Task objective
Write the data out again, character for character, with no images.

Provided material
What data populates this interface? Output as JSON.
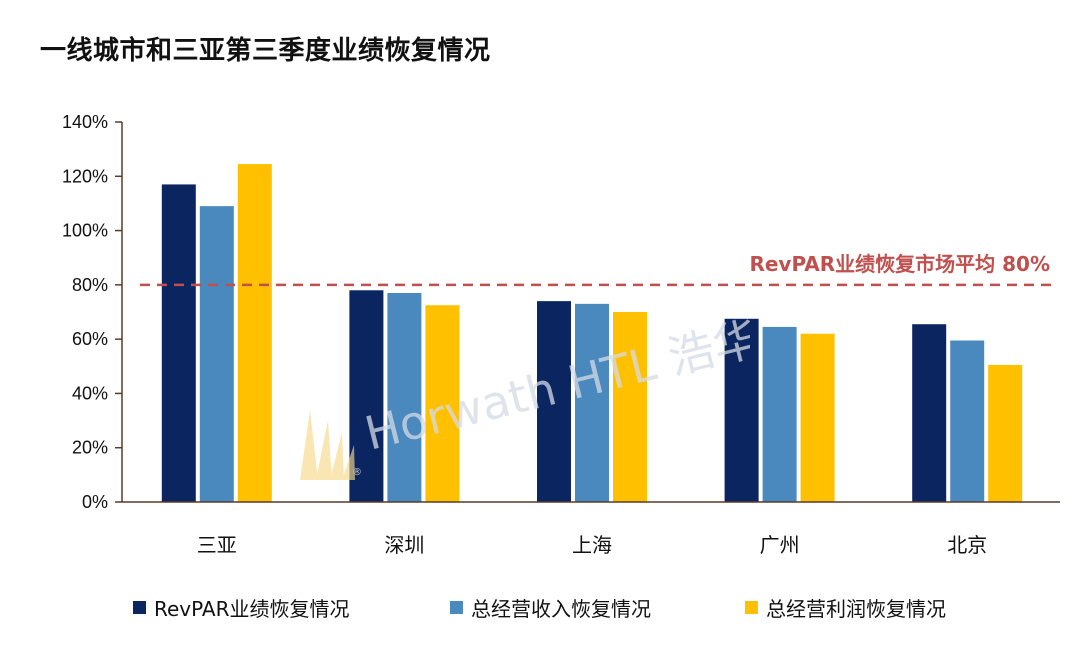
{
  "title": "一线城市和三亚第三季度业绩恢复情况",
  "colors": {
    "revpar": "#0b2560",
    "revenue": "#4a89bd",
    "profit": "#ffc000",
    "reference": "#c0504d",
    "axis": "#5a3a2a"
  },
  "watermark": {
    "text": "Horwath HTL 浩华",
    "mark": "®"
  },
  "chart_data": {
    "type": "bar",
    "title": "一线城市和三亚第三季度业绩恢复情况",
    "categories": [
      "三亚",
      "深圳",
      "上海",
      "广州",
      "北京"
    ],
    "series": [
      {
        "name": "RevPAR业绩恢复情况",
        "values": [
          117,
          78,
          74,
          67.5,
          65.5
        ],
        "color": "#0b2560"
      },
      {
        "name": "总经营收入恢复情况",
        "values": [
          109,
          77,
          73,
          64.5,
          59.5
        ],
        "color": "#4a89bd"
      },
      {
        "name": "总经营利润恢复情况",
        "values": [
          124.5,
          72.5,
          70,
          62,
          50.5
        ],
        "color": "#ffc000"
      }
    ],
    "yticks": [
      "0%",
      "20%",
      "40%",
      "60%",
      "80%",
      "100%",
      "120%",
      "140%"
    ],
    "ylim": [
      0,
      140
    ],
    "reference_line": {
      "value": 80,
      "label": "RevPAR业绩恢复市场平均 80%"
    },
    "legend_position": "bottom",
    "grid": false,
    "xlabel": "",
    "ylabel": ""
  }
}
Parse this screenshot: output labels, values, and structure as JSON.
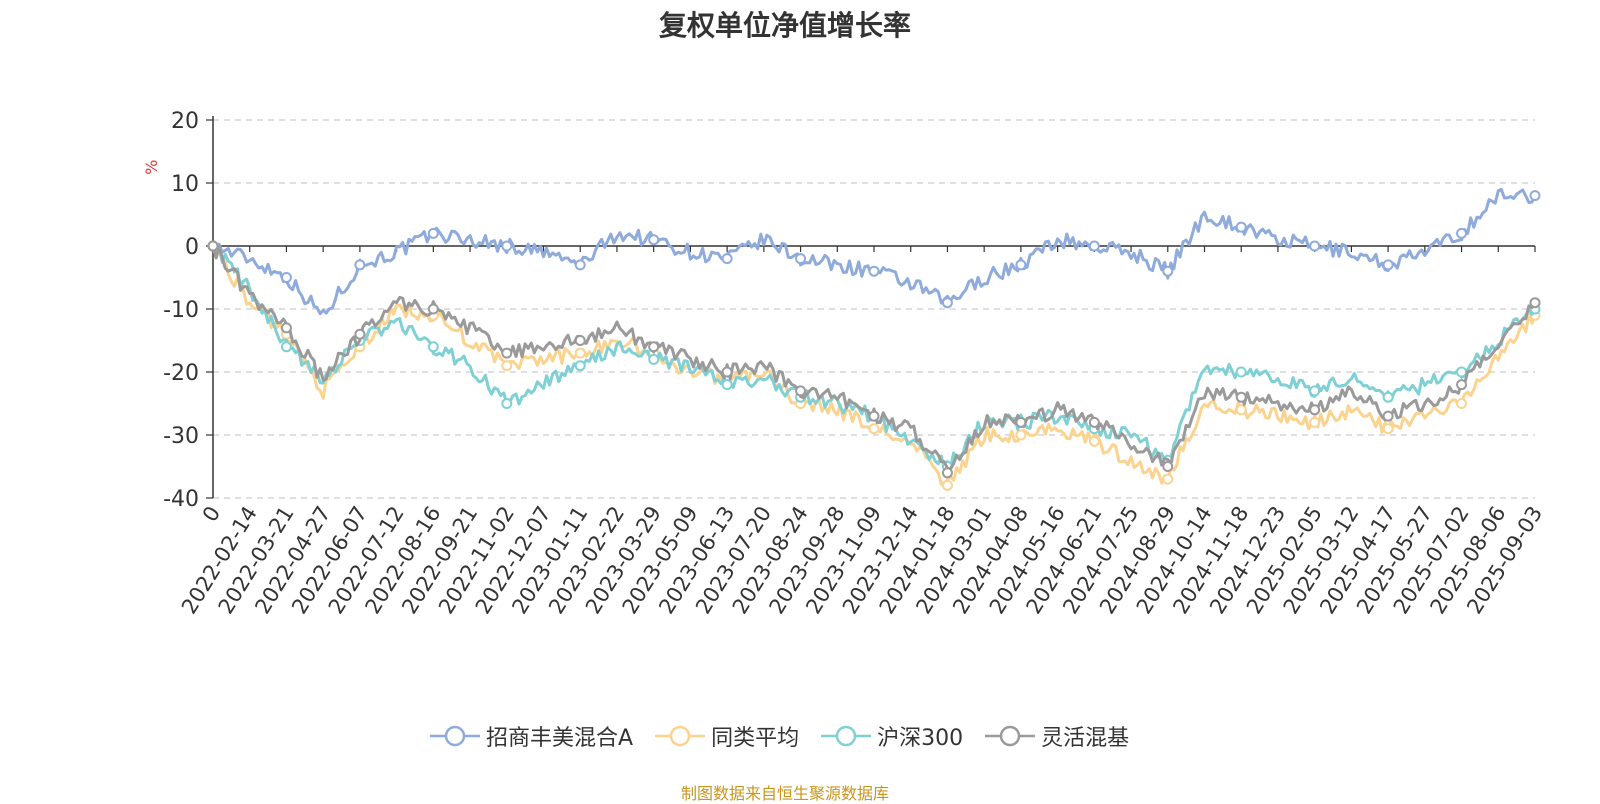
{
  "title": "复权单位净值增长率",
  "source_note": "制图数据来自恒生聚源数据库",
  "chart_data": {
    "type": "line",
    "title": "复权单位净值增长率",
    "ylabel": "%",
    "ylim": [
      -40,
      20
    ],
    "yticks": [
      20,
      10,
      0,
      -10,
      -20,
      -30,
      -40
    ],
    "grid": true,
    "legend_position": "bottom",
    "x_labels": [
      "0",
      "2022-02-14",
      "2022-03-21",
      "2022-04-27",
      "2022-06-07",
      "2022-07-12",
      "2022-08-16",
      "2022-09-21",
      "2022-11-02",
      "2022-12-07",
      "2023-01-11",
      "2023-02-22",
      "2023-03-29",
      "2023-05-09",
      "2023-06-13",
      "2023-07-20",
      "2023-08-24",
      "2023-09-28",
      "2023-11-09",
      "2023-12-14",
      "2024-01-18",
      "2024-03-01",
      "2024-04-08",
      "2024-05-16",
      "2024-06-21",
      "2024-07-25",
      "2024-08-29",
      "2024-10-14",
      "2024-11-18",
      "2024-12-23",
      "2025-02-05",
      "2025-03-12",
      "2025-04-17",
      "2025-05-27",
      "2025-07-02",
      "2025-08-06",
      "2025-09-03"
    ],
    "series": [
      {
        "name": "招商丰美混合A",
        "color": "#8fabdb",
        "values": [
          0,
          -2,
          -5,
          -11,
          -3,
          -1,
          2,
          1,
          0,
          -1,
          -3,
          2,
          1,
          -1,
          -2,
          1,
          -2,
          -3,
          -4,
          -6,
          -9,
          -5,
          -3,
          1,
          0,
          -1,
          -4,
          5,
          3,
          1,
          0,
          -1,
          -3,
          -1,
          2,
          8,
          8
        ]
      },
      {
        "name": "同类平均",
        "color": "#fbd38e",
        "values": [
          0,
          -9,
          -14,
          -23,
          -16,
          -10,
          -11,
          -15,
          -19,
          -18,
          -17,
          -15,
          -17,
          -20,
          -21,
          -20,
          -25,
          -26,
          -29,
          -31,
          -38,
          -30,
          -30,
          -29,
          -31,
          -34,
          -37,
          -25,
          -26,
          -27,
          -28,
          -26,
          -29,
          -27,
          -25,
          -17,
          -11
        ]
      },
      {
        "name": "沪深300",
        "color": "#7fd0d4",
        "values": [
          0,
          -7,
          -16,
          -21,
          -15,
          -12,
          -16,
          -19,
          -25,
          -22,
          -19,
          -16,
          -18,
          -19,
          -22,
          -21,
          -24,
          -25,
          -27,
          -31,
          -35,
          -28,
          -28,
          -27,
          -29,
          -30,
          -34,
          -19,
          -20,
          -21,
          -23,
          -21,
          -24,
          -22,
          -20,
          -15,
          -10
        ]
      },
      {
        "name": "灵活混基",
        "color": "#9a9a9a",
        "values": [
          0,
          -8,
          -13,
          -21,
          -14,
          -9,
          -10,
          -13,
          -17,
          -16,
          -15,
          -13,
          -16,
          -18,
          -20,
          -19,
          -23,
          -24,
          -27,
          -29,
          -36,
          -28,
          -28,
          -26,
          -28,
          -31,
          -35,
          -23,
          -24,
          -25,
          -26,
          -23,
          -27,
          -25,
          -22,
          -16,
          -9
        ]
      }
    ]
  }
}
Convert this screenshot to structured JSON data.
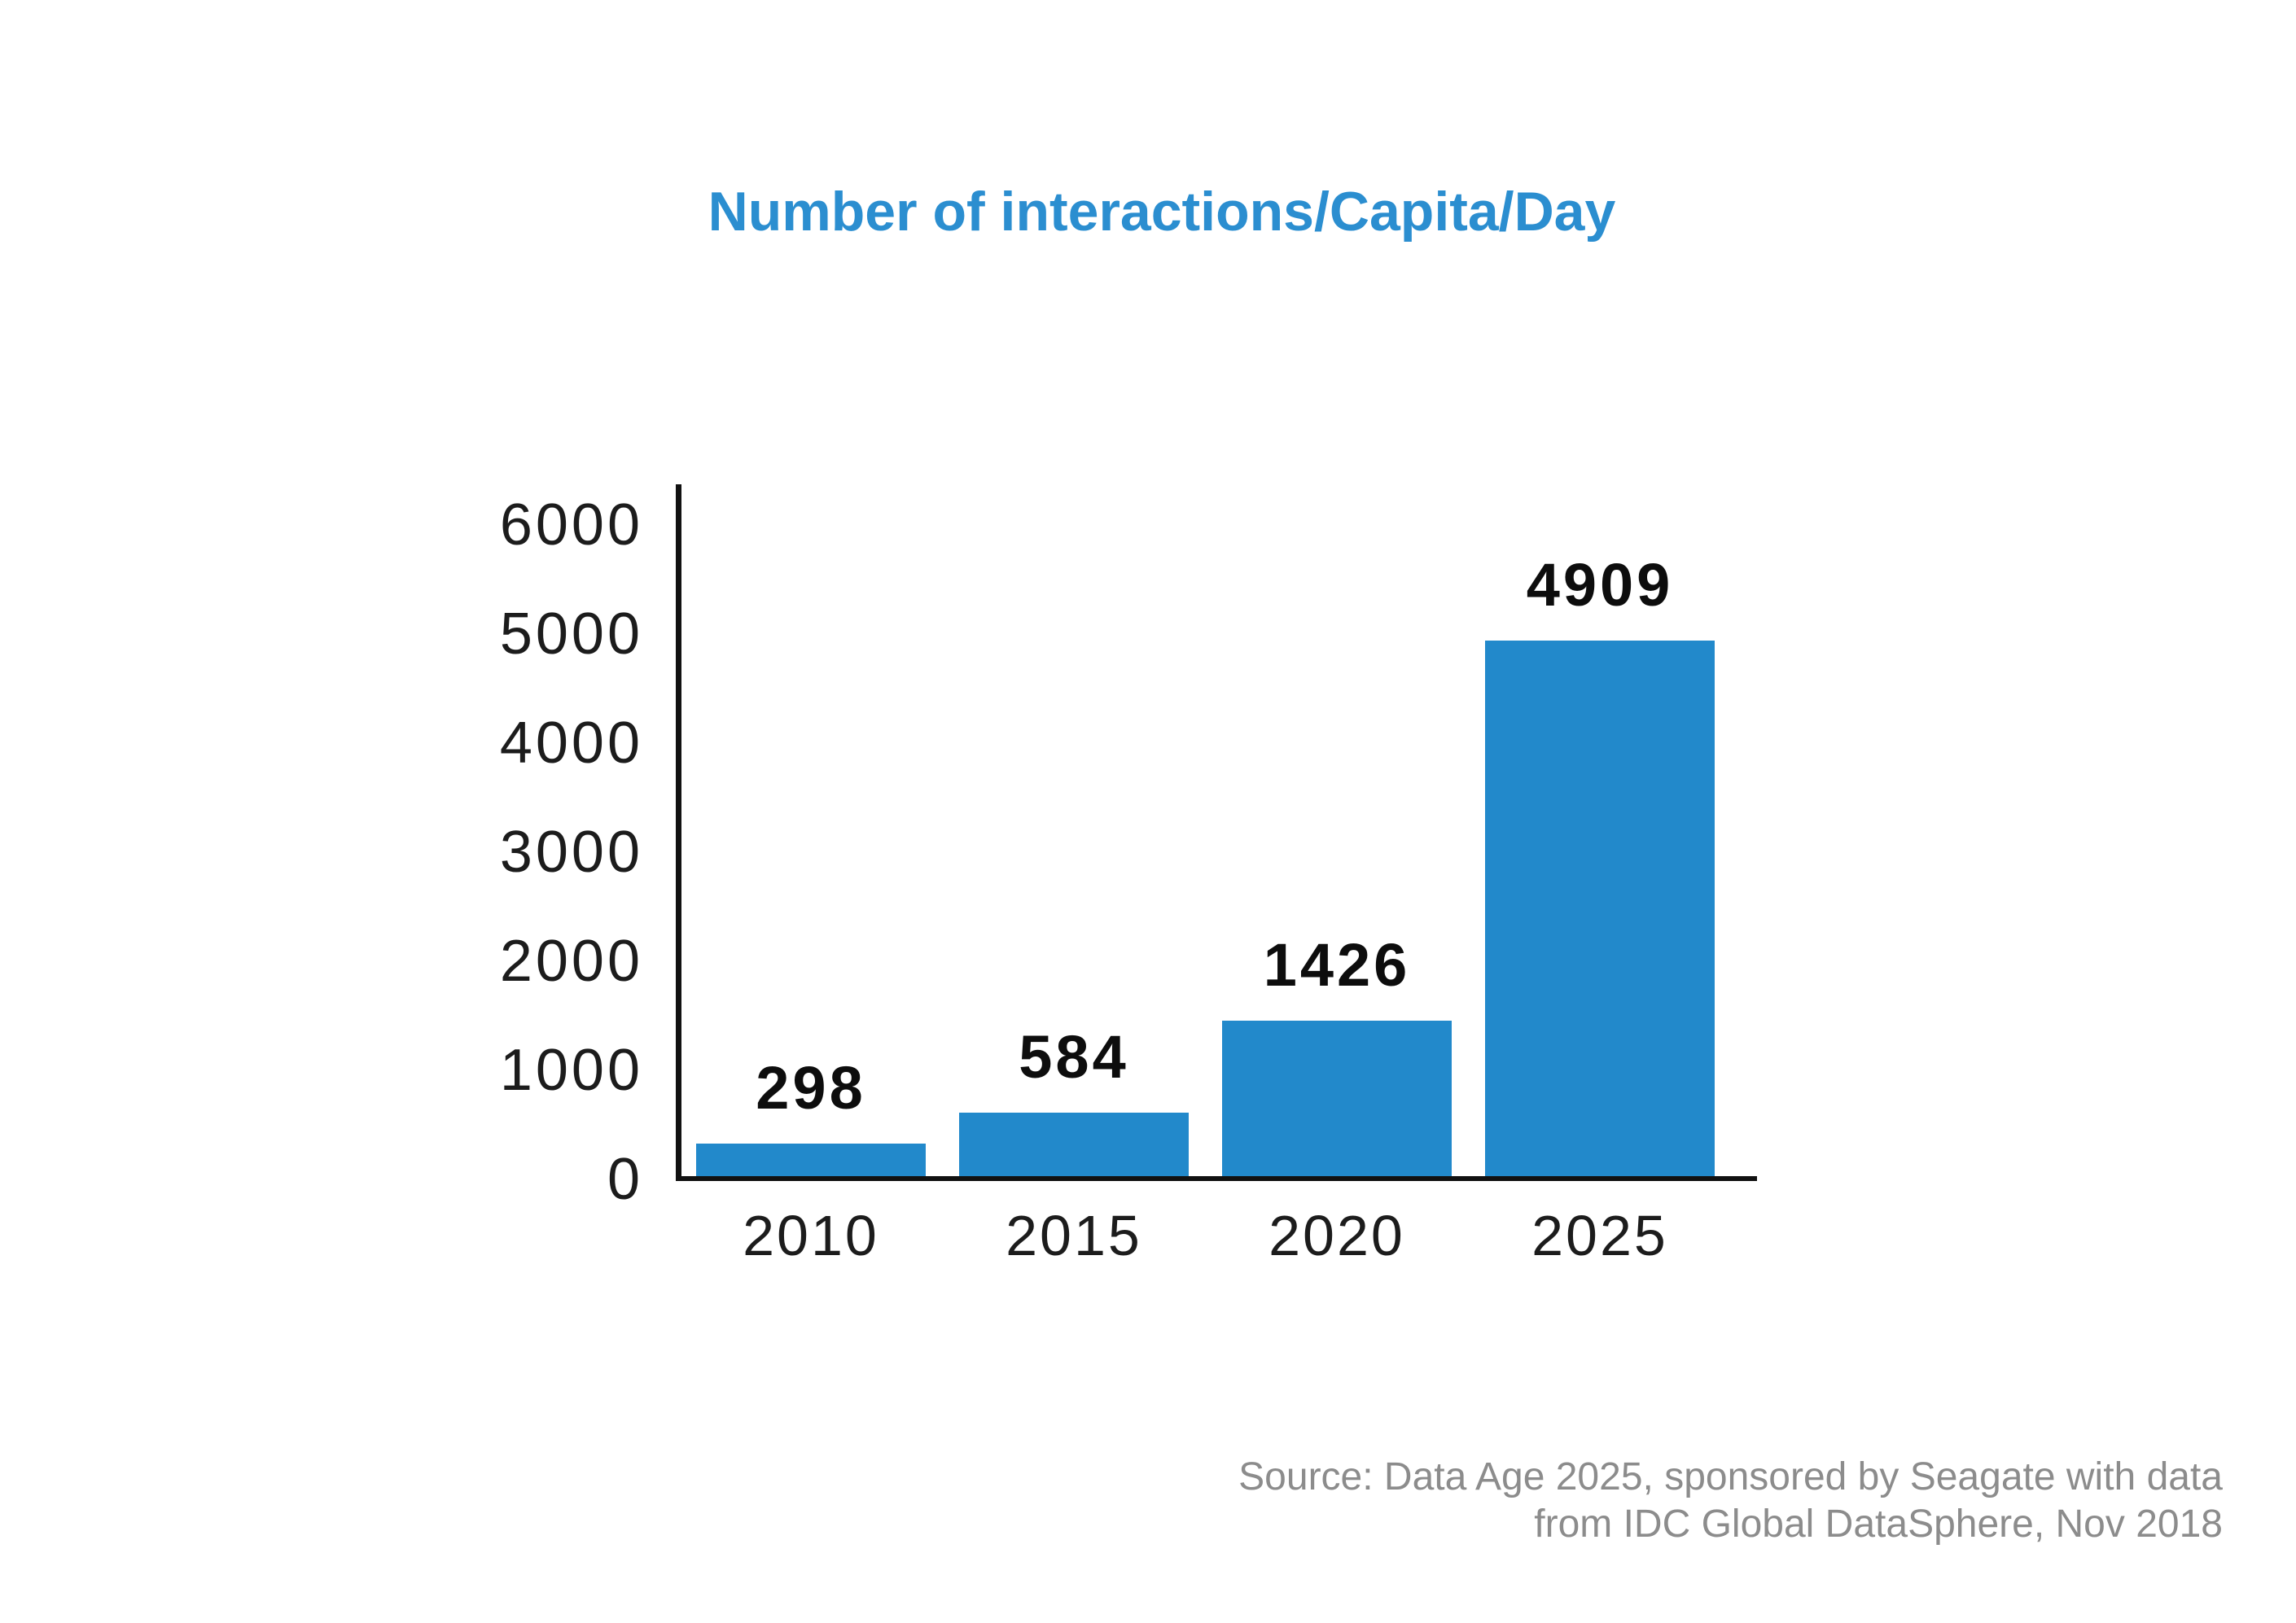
{
  "chart_data": {
    "type": "bar",
    "title": "Number of interactions/Capita/Day",
    "categories": [
      "2010",
      "2015",
      "2020",
      "2025"
    ],
    "values": [
      298,
      584,
      1426,
      4909
    ],
    "data_labels": [
      "298",
      "584",
      "1426",
      "4909"
    ],
    "xlabel": "",
    "ylabel": "",
    "ylim": [
      0,
      6000
    ],
    "yticks": [
      0,
      1000,
      2000,
      3000,
      4000,
      5000,
      6000
    ],
    "grid": false,
    "legend": "none",
    "bar_color": "#2289cb"
  },
  "colors": {
    "title_text": "#2b8ed0",
    "bar_fill": "#2289cb",
    "axis_line": "#111111",
    "tick_text": "#1c1c1c",
    "value_label_text": "#0d0d0d",
    "source_text": "#8c8c8c",
    "background": "#ffffff"
  },
  "source": {
    "line1": "Source: Data Age 2025, sponsored by Seagate with data",
    "line2": "from IDC Global DataSphere, Nov 2018"
  }
}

Solution below
What data populates this interface? Output as JSON.
{
  "title": "一线城市和三亚第三季度业绩恢复情况",
  "colors": {
    "revpar": "#0b2560",
    "revenue": "#4a89bd",
    "profit": "#ffc000",
    "reference": "#c0504d",
    "axis": "#5a3a2a"
  },
  "watermark": {
    "text": "Horwath HTL 浩华",
    "mark": "®"
  },
  "chart_data": {
    "type": "bar",
    "title": "一线城市和三亚第三季度业绩恢复情况",
    "categories": [
      "三亚",
      "深圳",
      "上海",
      "广州",
      "北京"
    ],
    "series": [
      {
        "name": "RevPAR业绩恢复情况",
        "values": [
          117,
          78,
          74,
          67.5,
          65.5
        ],
        "color": "#0b2560"
      },
      {
        "name": "总经营收入恢复情况",
        "values": [
          109,
          77,
          73,
          64.5,
          59.5
        ],
        "color": "#4a89bd"
      },
      {
        "name": "总经营利润恢复情况",
        "values": [
          124.5,
          72.5,
          70,
          62,
          50.5
        ],
        "color": "#ffc000"
      }
    ],
    "yticks": [
      "0%",
      "20%",
      "40%",
      "60%",
      "80%",
      "100%",
      "120%",
      "140%"
    ],
    "ylim": [
      0,
      140
    ],
    "reference_line": {
      "value": 80,
      "label": "RevPAR业绩恢复市场平均 80%"
    },
    "legend_position": "bottom",
    "grid": false,
    "xlabel": "",
    "ylabel": ""
  }
}
Parse this screenshot: output labels, values, and structure as JSON.
{
  "title": "复权单位净值增长率",
  "source_note": "制图数据来自恒生聚源数据库",
  "chart_data": {
    "type": "line",
    "title": "复权单位净值增长率",
    "ylabel": "%",
    "ylim": [
      -40,
      20
    ],
    "yticks": [
      20,
      10,
      0,
      -10,
      -20,
      -30,
      -40
    ],
    "grid": true,
    "legend_position": "bottom",
    "x_labels": [
      "0",
      "2022-02-14",
      "2022-03-21",
      "2022-04-27",
      "2022-06-07",
      "2022-07-12",
      "2022-08-16",
      "2022-09-21",
      "2022-11-02",
      "2022-12-07",
      "2023-01-11",
      "2023-02-22",
      "2023-03-29",
      "2023-05-09",
      "2023-06-13",
      "2023-07-20",
      "2023-08-24",
      "2023-09-28",
      "2023-11-09",
      "2023-12-14",
      "2024-01-18",
      "2024-03-01",
      "2024-04-08",
      "2024-05-16",
      "2024-06-21",
      "2024-07-25",
      "2024-08-29",
      "2024-10-14",
      "2024-11-18",
      "2024-12-23",
      "2025-02-05",
      "2025-03-12",
      "2025-04-17",
      "2025-05-27",
      "2025-07-02",
      "2025-08-06",
      "2025-09-03"
    ],
    "series": [
      {
        "name": "招商丰美混合A",
        "color": "#8fabdb",
        "values": [
          0,
          -2,
          -5,
          -11,
          -3,
          -1,
          2,
          1,
          0,
          -1,
          -3,
          2,
          1,
          -1,
          -2,
          1,
          -2,
          -3,
          -4,
          -6,
          -9,
          -5,
          -3,
          1,
          0,
          -1,
          -4,
          5,
          3,
          1,
          0,
          -1,
          -3,
          -1,
          2,
          8,
          8
        ]
      },
      {
        "name": "同类平均",
        "color": "#fbd38e",
        "values": [
          0,
          -9,
          -14,
          -23,
          -16,
          -10,
          -11,
          -15,
          -19,
          -18,
          -17,
          -15,
          -17,
          -20,
          -21,
          -20,
          -25,
          -26,
          -29,
          -31,
          -38,
          -30,
          -30,
          -29,
          -31,
          -34,
          -37,
          -25,
          -26,
          -27,
          -28,
          -26,
          -29,
          -27,
          -25,
          -17,
          -11
        ]
      },
      {
        "name": "沪深300",
        "color": "#7fd0d4",
        "values": [
          0,
          -7,
          -16,
          -21,
          -15,
          -12,
          -16,
          -19,
          -25,
          -22,
          -19,
          -16,
          -18,
          -19,
          -22,
          -21,
          -24,
          -25,
          -27,
          -31,
          -35,
          -28,
          -28,
          -27,
          -29,
          -30,
          -34,
          -19,
          -20,
          -21,
          -23,
          -21,
          -24,
          -22,
          -20,
          -15,
          -10
        ]
      },
      {
        "name": "灵活混基",
        "color": "#9a9a9a",
        "values": [
          0,
          -8,
          -13,
          -21,
          -14,
          -9,
          -10,
          -13,
          -17,
          -16,
          -15,
          -13,
          -16,
          -18,
          -20,
          -19,
          -23,
          -24,
          -27,
          -29,
          -36,
          -28,
          -28,
          -26,
          -28,
          -31,
          -35,
          -23,
          -24,
          -25,
          -26,
          -23,
          -27,
          -25,
          -22,
          -16,
          -9
        ]
      }
    ]
  }
}
Convert this screenshot to structured JSON data.
{
  "chart_data": {
    "type": "bar",
    "title": "Number of interactions/Capita/Day",
    "categories": [
      "2010",
      "2015",
      "2020",
      "2025"
    ],
    "values": [
      298,
      584,
      1426,
      4909
    ],
    "data_labels": [
      "298",
      "584",
      "1426",
      "4909"
    ],
    "xlabel": "",
    "ylabel": "",
    "ylim": [
      0,
      6000
    ],
    "yticks": [
      0,
      1000,
      2000,
      3000,
      4000,
      5000,
      6000
    ],
    "grid": false,
    "legend": "none",
    "bar_color": "#2289cb"
  },
  "colors": {
    "title_text": "#2b8ed0",
    "bar_fill": "#2289cb",
    "axis_line": "#111111",
    "tick_text": "#1c1c1c",
    "value_label_text": "#0d0d0d",
    "source_text": "#8c8c8c",
    "background": "#ffffff"
  },
  "source": {
    "line1": "Source: Data Age 2025, sponsored by Seagate with data",
    "line2": "from IDC Global DataSphere, Nov 2018"
  }
}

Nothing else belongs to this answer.